■ Lines of data
(begin)

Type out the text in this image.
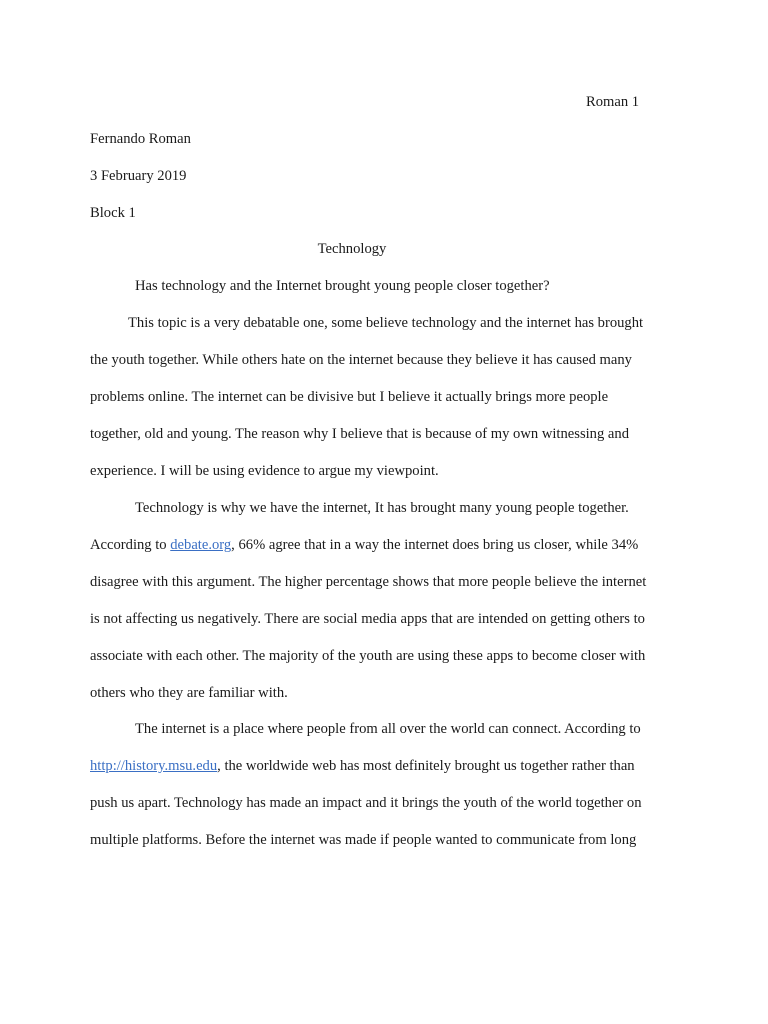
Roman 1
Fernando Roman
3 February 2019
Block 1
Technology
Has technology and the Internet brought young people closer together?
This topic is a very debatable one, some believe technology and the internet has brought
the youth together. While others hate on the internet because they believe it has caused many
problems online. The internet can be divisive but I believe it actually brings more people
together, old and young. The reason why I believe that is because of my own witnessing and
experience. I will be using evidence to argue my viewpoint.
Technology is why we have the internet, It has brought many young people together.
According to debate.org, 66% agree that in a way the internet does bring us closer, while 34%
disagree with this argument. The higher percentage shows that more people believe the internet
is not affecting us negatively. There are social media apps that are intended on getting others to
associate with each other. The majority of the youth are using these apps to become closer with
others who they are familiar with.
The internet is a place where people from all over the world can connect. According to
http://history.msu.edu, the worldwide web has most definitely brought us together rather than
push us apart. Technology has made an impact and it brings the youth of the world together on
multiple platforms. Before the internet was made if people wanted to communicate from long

(end)

■ Brief
Find the lines above that include the string "brought" and copy them.

■ Written answer
Has technology and the Internet brought young people closer together?
This topic is a very debatable one, some believe technology and the internet has brought
Technology is why we have the internet, It has brought many young people together.
http://history.msu.edu, the worldwide web has most definitely brought us together rather than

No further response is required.